» STATED EXERCISE: Copy out all lines carrying the word "company".
◆ ◆ ◆ ◆ ◆
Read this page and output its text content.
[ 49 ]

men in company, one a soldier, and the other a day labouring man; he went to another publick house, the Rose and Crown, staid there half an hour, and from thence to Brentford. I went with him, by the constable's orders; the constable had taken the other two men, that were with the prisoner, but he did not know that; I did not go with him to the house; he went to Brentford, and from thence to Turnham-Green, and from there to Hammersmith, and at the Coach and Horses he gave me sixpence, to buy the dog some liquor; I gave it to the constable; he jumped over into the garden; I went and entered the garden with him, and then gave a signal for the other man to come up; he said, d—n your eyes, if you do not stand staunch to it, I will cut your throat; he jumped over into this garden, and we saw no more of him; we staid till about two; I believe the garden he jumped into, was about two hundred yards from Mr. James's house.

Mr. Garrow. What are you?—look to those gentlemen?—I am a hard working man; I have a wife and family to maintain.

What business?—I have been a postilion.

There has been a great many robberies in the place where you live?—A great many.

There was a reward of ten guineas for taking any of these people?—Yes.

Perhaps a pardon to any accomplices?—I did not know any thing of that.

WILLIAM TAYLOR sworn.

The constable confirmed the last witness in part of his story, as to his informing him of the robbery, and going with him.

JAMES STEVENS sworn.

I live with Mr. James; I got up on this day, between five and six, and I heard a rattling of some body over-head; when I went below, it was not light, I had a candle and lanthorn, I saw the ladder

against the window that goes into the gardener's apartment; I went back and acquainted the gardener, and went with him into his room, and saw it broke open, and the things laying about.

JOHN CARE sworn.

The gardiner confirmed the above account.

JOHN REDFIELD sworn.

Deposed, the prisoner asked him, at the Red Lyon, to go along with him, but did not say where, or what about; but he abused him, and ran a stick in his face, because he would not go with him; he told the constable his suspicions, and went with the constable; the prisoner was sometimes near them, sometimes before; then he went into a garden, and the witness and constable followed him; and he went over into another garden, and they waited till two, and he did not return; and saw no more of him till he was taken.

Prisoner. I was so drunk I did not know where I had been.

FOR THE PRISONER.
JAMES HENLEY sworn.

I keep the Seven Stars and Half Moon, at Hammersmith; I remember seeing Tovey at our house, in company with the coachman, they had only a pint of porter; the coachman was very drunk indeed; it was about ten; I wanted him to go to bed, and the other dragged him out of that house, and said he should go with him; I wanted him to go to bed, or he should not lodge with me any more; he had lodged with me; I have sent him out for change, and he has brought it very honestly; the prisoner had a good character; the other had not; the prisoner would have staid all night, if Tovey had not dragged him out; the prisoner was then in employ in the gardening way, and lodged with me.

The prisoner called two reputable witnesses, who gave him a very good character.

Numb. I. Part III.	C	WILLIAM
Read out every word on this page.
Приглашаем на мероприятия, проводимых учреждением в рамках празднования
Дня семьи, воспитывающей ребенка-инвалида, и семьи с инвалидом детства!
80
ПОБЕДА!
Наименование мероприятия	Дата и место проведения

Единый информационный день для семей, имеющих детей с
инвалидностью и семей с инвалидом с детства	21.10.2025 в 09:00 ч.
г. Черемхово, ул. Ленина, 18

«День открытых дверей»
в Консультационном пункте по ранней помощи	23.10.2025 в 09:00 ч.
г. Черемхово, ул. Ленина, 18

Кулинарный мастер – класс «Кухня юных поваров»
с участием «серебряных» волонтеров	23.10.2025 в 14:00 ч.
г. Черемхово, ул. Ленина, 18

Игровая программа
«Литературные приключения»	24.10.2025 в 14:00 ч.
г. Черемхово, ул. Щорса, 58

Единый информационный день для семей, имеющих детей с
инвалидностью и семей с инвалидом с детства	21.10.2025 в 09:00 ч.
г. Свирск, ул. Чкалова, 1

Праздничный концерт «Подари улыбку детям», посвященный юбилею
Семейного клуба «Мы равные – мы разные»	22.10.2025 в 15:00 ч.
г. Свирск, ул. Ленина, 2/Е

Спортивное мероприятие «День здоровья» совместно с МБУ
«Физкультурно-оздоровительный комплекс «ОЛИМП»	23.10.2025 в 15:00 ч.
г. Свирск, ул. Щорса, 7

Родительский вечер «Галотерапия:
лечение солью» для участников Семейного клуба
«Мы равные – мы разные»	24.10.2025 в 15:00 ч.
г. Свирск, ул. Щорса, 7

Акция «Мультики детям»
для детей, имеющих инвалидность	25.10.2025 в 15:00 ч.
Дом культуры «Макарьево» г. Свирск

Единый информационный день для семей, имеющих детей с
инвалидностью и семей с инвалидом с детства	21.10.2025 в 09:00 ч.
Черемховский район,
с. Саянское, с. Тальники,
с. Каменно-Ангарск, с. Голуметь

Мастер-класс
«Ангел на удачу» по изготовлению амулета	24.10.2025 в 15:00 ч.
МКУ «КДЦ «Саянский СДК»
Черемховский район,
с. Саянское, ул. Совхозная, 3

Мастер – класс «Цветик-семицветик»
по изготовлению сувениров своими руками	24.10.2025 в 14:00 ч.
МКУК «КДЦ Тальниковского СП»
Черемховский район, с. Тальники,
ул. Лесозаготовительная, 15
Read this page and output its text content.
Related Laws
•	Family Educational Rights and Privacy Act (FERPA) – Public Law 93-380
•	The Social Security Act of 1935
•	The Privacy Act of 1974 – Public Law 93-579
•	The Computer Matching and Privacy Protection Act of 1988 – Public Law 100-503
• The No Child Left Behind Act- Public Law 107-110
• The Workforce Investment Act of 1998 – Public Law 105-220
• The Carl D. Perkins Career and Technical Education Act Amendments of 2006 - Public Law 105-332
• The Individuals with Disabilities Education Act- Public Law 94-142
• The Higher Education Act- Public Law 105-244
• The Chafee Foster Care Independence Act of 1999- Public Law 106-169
◆ ◆ ◆ ◆ ◆
» EXERCISE RESULT:
men in company, one a soldier, and the other a day labouring man; he went to another publick house, the Rose and Crown, staid there half an hour, and from thence to Brentford. I went with him, by the constable's orders; the constable had taken the other two men, that were with the prisoner, but he did not know that; I did not go with him to the house; he went to Brentford, and from thence to Turnham-Green, and from there to Hammersmith, and at the Coach and Horses he gave me sixpence, to buy the dog some liquor; I gave it to the constable; he jumped over into the garden; I went and entered the garden with him, and then gave a signal for the other man to come up; he said, d—n your eyes, if you do not stand staunch to it, I will cut your throat; he jumped over into this garden, and we saw no more of him; we staid till about two; I believe the garden he jumped into, was about two hundred yards from Mr. James's house.
I keep the Seven Stars and Half Moon, at Hammersmith; I remember seeing Tovey at our house, in company with the coachman, they had only a pint of porter; the coachman was very drunk indeed; it was about ten; I wanted him to go to bed, and the other dragged him out of that house, and said he should go with him; I wanted him to go to bed, or he should not lodge with me any more; he had lodged with me; I have sent him out for change, and he has brought it very honestly; the prisoner had a good character; the other had not; the prisoner would have staid all night, if Tovey had not dragged him out; the prisoner was then in employ in the gardening way, and lodged with me.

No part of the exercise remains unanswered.